__Exercise__
Pick every line with "text" from the material below.

__Records supplied__
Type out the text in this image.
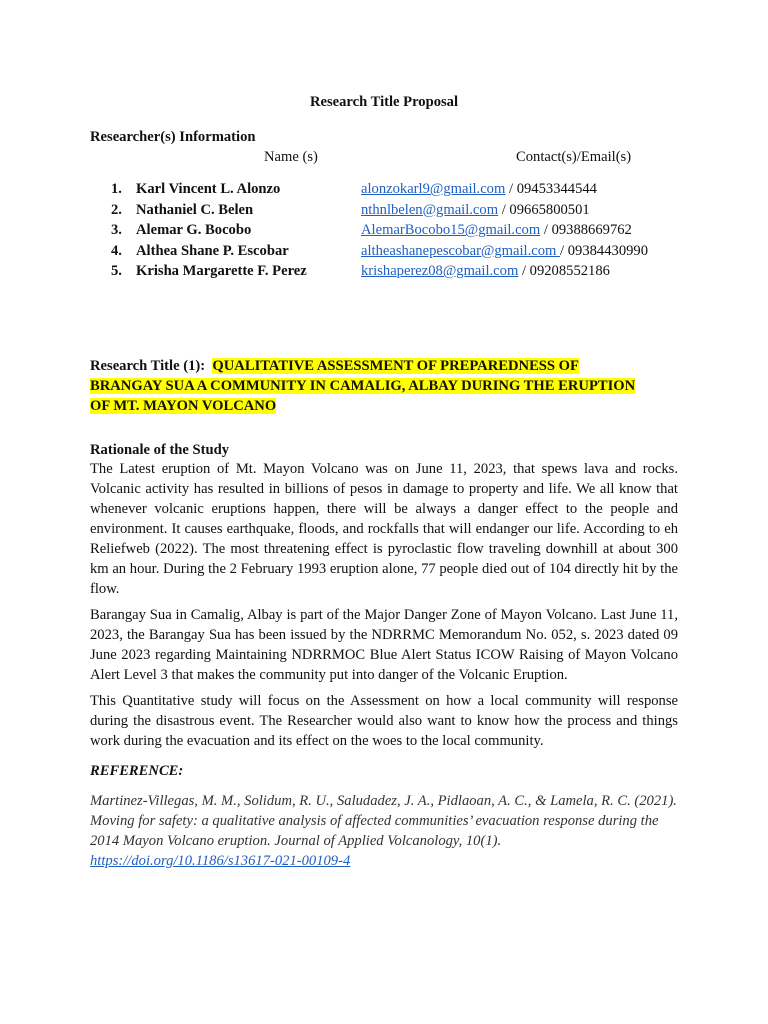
Research Title Proposal
Researcher(s) Information
Name (s)	Contact(s)/Email(s)
1. Karl Vincent L. Alonzo	alonzokarl9@gmail.com / 09453344544
2. Nathaniel C. Belen	nthnlbelen@gmail.com / 09665800501
3. Alemar G. Bocobo	AlemarBocobo15@gmail.com / 09388669762
4. Althea Shane P. Escobar	altheashanepescobar@gmail.com / 09384430990
5. Krisha Margarette F. Perez	krishaperez08@gmail.com / 09208552186
Research Title (1):  QUALITATIVE ASSESSMENT OF PREPAREDNESS OF
BRANGAY SUA A COMMUNITY IN CAMALIG, ALBAY DURING THE ERUPTION
OF MT. MAYON VOLCANO
Rationale of the Study

The Latest eruption of Mt. Mayon Volcano was on June 11, 2023, that spews lava and rocks. Volcanic activity has resulted in billions of pesos in damage to property and life. We all know that whenever volcanic eruptions happen, there will be always a danger effect to the people and environment. It causes earthquake, floods, and rockfalls that will endanger our life. According to eh Reliefweb (2022). The most threatening effect is pyroclastic flow traveling downhill at about 300 km an hour. During the 2 February 1993 eruption alone, 77 people died out of 104 directly hit by the flow.

Barangay Sua in Camalig, Albay is part of the Major Danger Zone of Mayon Volcano. Last June 11, 2023, the Barangay Sua has been issued by the NDRRMC Memorandum No. 052, s. 2023 dated 09 June 2023 regarding Maintaining NDRRMOC Blue Alert Status ICOW Raising of Mayon Volcano Alert Level 3 that makes the community put into danger of the Volcanic Eruption.

This Quantitative study will focus on the Assessment on how a local community will response during the disastrous event. The Researcher would also want to know how the process and things work during the evacuation and its effect on the woes to the local community.

REFERENCE:
Martinez-Villegas, M. M., Solidum, R. U., Saludadez, J. A., Pidlaoan, A. C., & Lamela, R. C. (2021). Moving for safety: a qualitative analysis of affected communities’ evacuation response during the 2014 Mayon Volcano eruption. Journal of Applied Volcanology, 10(1). https://doi.org/10.1186/s13617-021-00109-4
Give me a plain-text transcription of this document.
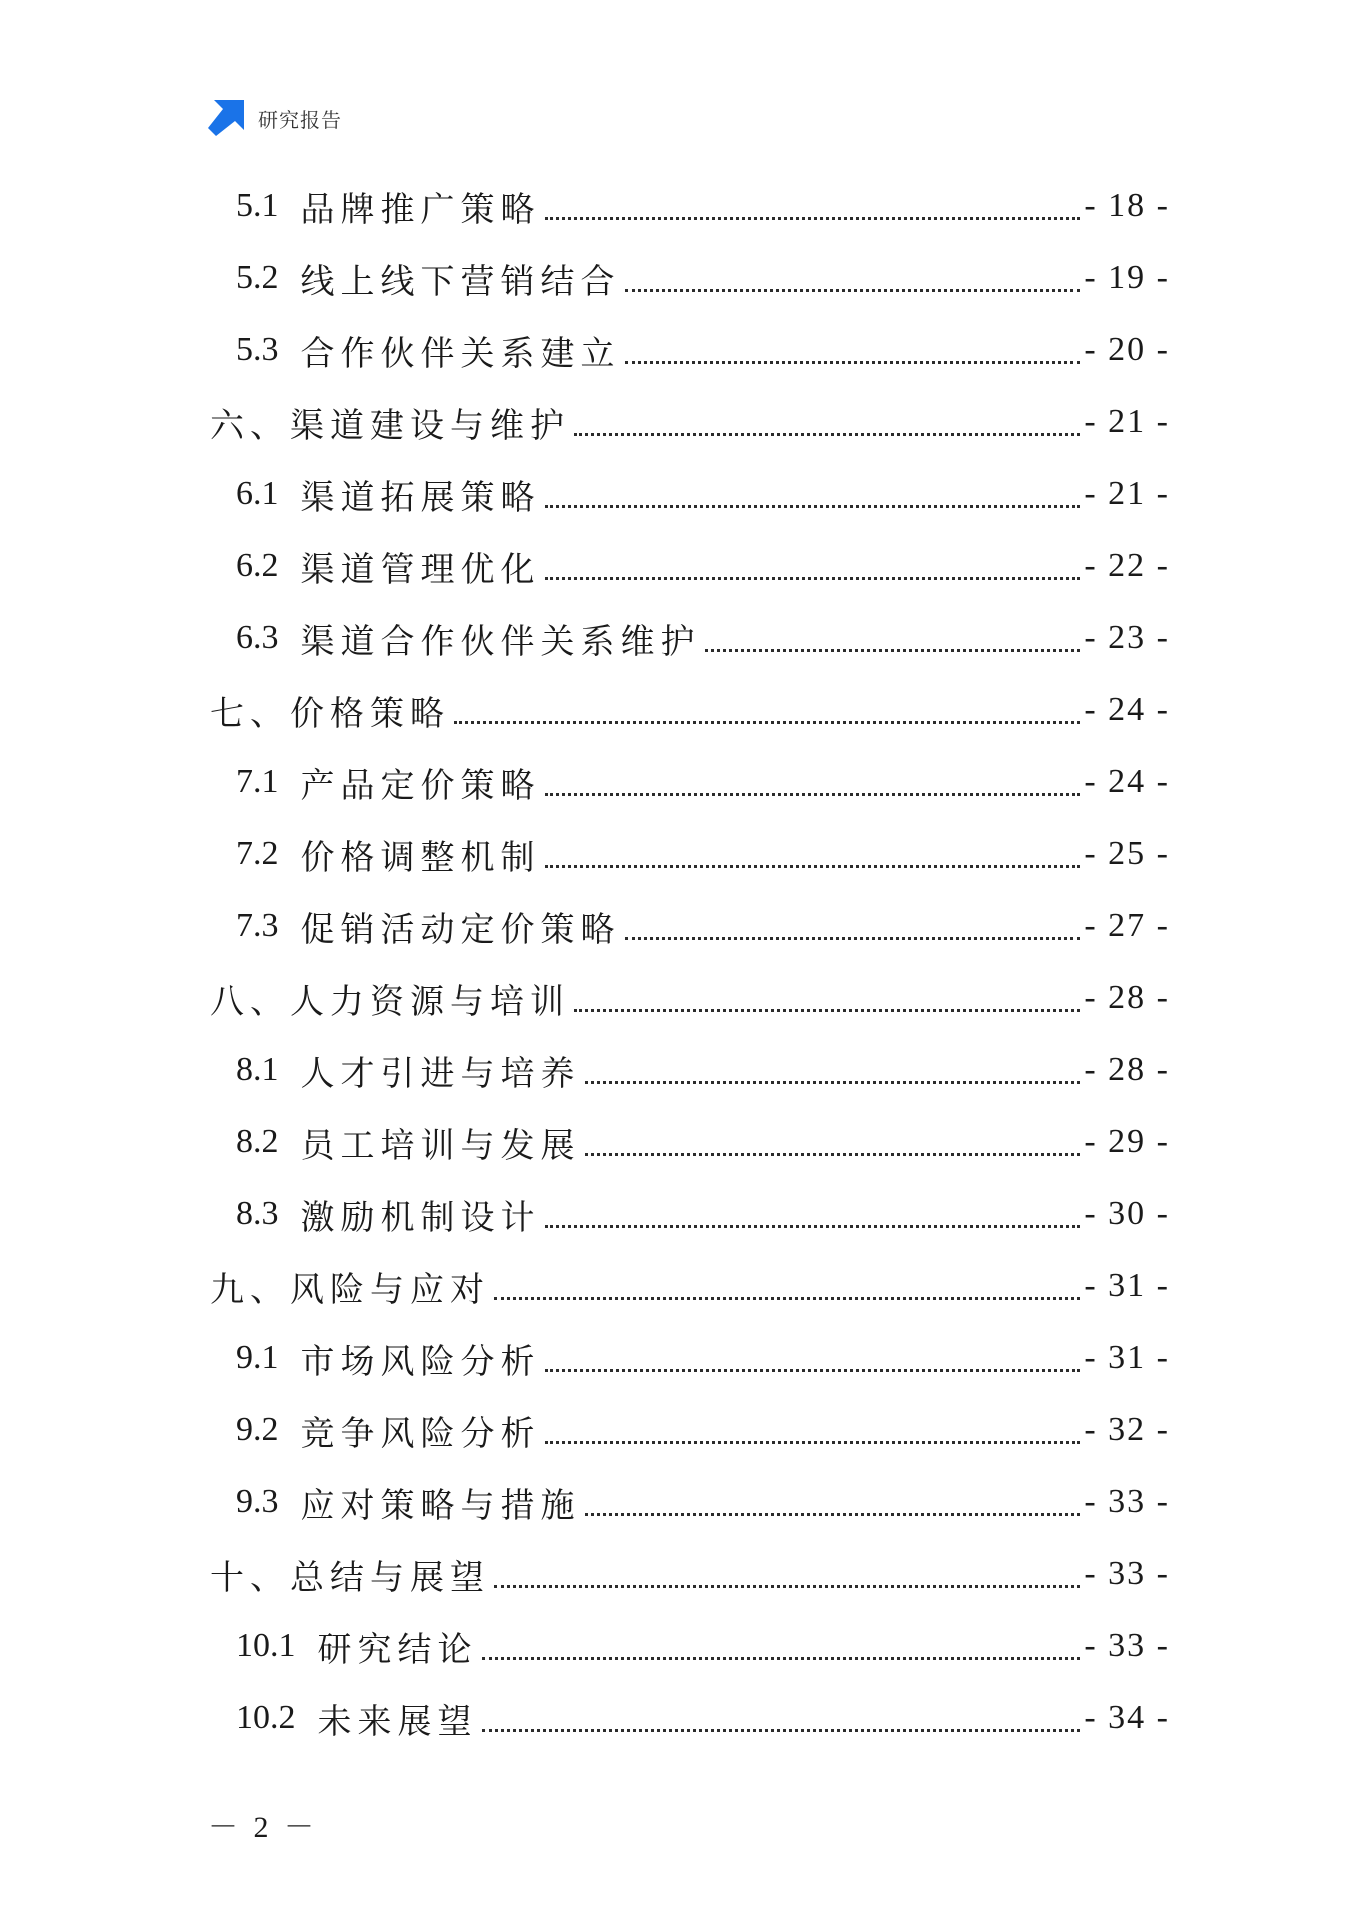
研究报告
5.1 品牌推广策略	- 18 -
5.2 线上线下营销结合	- 19 -
5.3 合作伙伴关系建立	- 20 -
六、渠道建设与维护	- 21 -
6.1 渠道拓展策略	- 21 -
6.2 渠道管理优化	- 22 -
6.3 渠道合作伙伴关系维护	- 23 -
七、价格策略	- 24 -
7.1 产品定价策略	- 24 -
7.2 价格调整机制	- 25 -
7.3 促销活动定价策略	- 27 -
八、人力资源与培训	- 28 -
8.1 人才引进与培养	- 28 -
8.2 员工培训与发展	- 29 -
8.3 激励机制设计	- 30 -
九、风险与应对	- 31 -
9.1 市场风险分析	- 31 -
9.2 竞争风险分析	- 32 -
9.3 应对策略与措施	- 33 -
十、总结与展望	- 33 -
10.1 研究结论	- 33 -
10.2 未来展望	- 34 -
－ 2 －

__Full solution__
Type out the text in this image.
Give me a plain-text transcription of this document.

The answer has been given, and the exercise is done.